Follow on from Knot in Stomach
It’s a natural reflex to want to hug someone in distress. I struggled with that response when dealing with the toddler a couple of days ago. His face was so banged up, bruised and bloody and impossible to touch. Yet when someone, especially a child, hurts you want to hug them close. Touch says so much more than words but it was clear I could not touch him other than to brace his neck and head with my left hand. If I wrestled with any emotion in the car it was this one. So much so I even struggled to write that into my larger narrative so left it out and sketched some notes until I had worked out what I wanted to say. And to see if I could capture what I was thinking and feeling.
As a kid I was always intrigued that animals would nuzzle their newborns. Getting the smell of them. Nosing them up onto their feet. But really nosing and nudging them if they are ill, feeble or hurt. Okay, they don’t have recourse to hands like we do but there is always something about pushing a face into another that communicates an intimacy that is powerfully compelling. While I always had kid siblings around it was not until I had my own children that I appreciated just how much we do that as well – burying our faces into the necks and faces of our own babies. To inhale them. To sense them. To comfort them. To calm them. To rumble and sing noises into them; to hum them to sleep, to blow raspberries and elicit laughter. To bind ourselves to them. To get the essence of them. And for the simple pleasure of the soft sensation of your own cheek on theirs. And then they return the action and nuzzle into you and you know there is nothing quite so complete or profound in any part of the communications spectrum.

The data ->
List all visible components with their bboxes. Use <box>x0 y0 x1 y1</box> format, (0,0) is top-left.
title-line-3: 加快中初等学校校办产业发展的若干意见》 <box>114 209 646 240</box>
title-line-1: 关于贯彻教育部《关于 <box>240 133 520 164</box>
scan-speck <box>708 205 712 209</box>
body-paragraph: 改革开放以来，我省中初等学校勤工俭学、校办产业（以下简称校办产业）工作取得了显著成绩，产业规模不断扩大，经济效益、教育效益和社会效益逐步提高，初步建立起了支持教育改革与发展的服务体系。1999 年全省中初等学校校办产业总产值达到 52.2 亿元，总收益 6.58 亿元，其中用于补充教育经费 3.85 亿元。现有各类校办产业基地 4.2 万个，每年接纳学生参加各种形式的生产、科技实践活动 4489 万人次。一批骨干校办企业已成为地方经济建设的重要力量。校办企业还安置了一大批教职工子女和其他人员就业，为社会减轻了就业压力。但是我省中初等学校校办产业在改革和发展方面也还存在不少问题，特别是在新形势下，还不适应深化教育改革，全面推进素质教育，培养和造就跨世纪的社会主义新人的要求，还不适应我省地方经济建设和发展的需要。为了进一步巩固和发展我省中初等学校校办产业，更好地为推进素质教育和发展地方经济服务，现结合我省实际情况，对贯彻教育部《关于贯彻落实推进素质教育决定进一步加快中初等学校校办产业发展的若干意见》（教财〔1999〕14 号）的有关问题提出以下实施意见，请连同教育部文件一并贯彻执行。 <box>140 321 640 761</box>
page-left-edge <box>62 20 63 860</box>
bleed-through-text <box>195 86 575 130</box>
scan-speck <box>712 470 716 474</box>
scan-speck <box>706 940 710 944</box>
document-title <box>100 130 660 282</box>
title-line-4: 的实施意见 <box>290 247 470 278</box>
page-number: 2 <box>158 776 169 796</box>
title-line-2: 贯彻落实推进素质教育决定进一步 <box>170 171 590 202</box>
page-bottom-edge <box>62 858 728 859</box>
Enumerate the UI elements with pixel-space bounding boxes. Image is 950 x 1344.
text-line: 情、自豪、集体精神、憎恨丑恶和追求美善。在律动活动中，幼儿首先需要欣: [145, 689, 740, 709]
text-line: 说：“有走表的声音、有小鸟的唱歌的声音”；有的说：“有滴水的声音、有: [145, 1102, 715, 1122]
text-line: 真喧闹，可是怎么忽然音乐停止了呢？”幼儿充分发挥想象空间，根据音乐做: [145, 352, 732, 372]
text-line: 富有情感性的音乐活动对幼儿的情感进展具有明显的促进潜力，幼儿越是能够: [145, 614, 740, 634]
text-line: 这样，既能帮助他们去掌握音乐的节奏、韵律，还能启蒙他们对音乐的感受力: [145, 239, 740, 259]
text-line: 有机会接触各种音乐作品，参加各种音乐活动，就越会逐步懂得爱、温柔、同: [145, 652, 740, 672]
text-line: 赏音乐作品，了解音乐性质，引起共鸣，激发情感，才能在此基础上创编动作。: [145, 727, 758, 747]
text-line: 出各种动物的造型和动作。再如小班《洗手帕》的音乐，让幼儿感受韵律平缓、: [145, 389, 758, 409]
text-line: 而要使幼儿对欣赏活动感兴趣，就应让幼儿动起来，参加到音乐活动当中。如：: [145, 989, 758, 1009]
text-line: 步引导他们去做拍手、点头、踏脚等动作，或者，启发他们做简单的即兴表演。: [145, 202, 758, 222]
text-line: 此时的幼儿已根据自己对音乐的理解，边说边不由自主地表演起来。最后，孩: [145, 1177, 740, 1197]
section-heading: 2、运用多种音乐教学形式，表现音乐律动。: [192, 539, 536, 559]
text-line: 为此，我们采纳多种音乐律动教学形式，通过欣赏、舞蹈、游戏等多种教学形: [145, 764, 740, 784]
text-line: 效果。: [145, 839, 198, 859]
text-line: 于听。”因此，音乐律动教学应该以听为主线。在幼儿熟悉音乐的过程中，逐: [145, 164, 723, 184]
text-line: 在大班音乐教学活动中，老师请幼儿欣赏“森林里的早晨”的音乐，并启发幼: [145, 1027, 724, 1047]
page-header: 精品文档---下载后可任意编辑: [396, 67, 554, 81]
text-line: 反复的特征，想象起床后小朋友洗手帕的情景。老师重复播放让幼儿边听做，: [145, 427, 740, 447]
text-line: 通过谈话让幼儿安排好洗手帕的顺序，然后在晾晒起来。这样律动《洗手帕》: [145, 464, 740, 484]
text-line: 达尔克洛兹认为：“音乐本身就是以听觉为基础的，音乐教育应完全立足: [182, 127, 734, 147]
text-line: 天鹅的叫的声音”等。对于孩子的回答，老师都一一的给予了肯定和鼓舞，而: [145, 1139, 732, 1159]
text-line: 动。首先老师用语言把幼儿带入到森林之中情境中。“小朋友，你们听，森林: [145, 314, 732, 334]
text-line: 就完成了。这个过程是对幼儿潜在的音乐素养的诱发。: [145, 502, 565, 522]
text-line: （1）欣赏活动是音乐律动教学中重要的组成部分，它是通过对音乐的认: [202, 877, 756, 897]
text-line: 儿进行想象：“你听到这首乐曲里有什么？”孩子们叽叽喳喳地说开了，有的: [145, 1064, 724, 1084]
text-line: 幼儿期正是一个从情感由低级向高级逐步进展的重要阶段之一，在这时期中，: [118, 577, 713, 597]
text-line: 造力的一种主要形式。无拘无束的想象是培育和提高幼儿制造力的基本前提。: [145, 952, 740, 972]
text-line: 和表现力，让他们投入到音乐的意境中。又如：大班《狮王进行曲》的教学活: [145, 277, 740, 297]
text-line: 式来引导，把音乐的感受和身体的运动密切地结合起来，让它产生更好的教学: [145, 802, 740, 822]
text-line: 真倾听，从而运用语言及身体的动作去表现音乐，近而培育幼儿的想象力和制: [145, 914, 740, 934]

Questions on the material ->
[A] Answer these questions about the post on the injured toddler:
(i) Which hand did the writer use to brace the toddler's neck and head?
(ii) What did the writer do instead of putting that emotion into the larger narrative?
(iii) When did the writer come to appreciate how much people bury their faces into their own babies?
[B] Write the next part of the post on the injured toddler, picking up after its final sentence.
The records come from a separate source and are unrelated to the text.

Results by task ->
[A]
(i) The left hand.
(ii) The writer left it out and sketched some notes.
(iii) Not until the writer had children of their own.

[B]
The anguish and the distress in this toddler’s eyes was a powerful communication to me. Those intense moments were intense for the simple reason that there was a pleading in them that was impossible to address. I couldn’t take away his pain. I couldn’t stop the bleeding from wherever it was coming from inside his head. There was precious little I could do for his broken jaw. What could I offer in return? A gripped hand at one point. My voice. My hand acting as a brace and splint. The latter felt so functional and dispassionate – even while I knew it was critical for that neck of his. So while I could clinically apply whatever trauma training I have had over the years, what I really wanted to do was press my face into his and kiss him, to murmur and sing my assurance to him through my own cheek like I used to do with my own infants. I wanted to kiss him as you do babies – those joyous connections that often end in laughter and which carry no reserve about what is proper or not.
For in that quiet lull in our crumpled blue sanctuary the sad thought floated through my mind that, quite apart from the fact that his face was so messed up and it would be foolish to touch it, this was not my child and I was a stranger. Any intimate contact like a kiss would be frowned on. Go figure. I have sorted a quick escape plan in case the car ignites, sorted his neck, know how I am going to brace him into me if I have to bolt – and sorted all the other pragmatic stuff, yet worry about what our community might think if I was to be so forward as to kiss comfort into him. I felt disappointed not just by the thought that our community might react like that (they may not of course) but more by the fact that I would actually hesitate under these circumstances to kiss or nuzzle the child of a stranger, especially when he needed as much comfort, assurance and love as he could get. I wanted to put my face to his and let that connection convey all I felt for him. Does that make sense? I hope so – or I will be freaking out some poor parent if they ever stumble over this.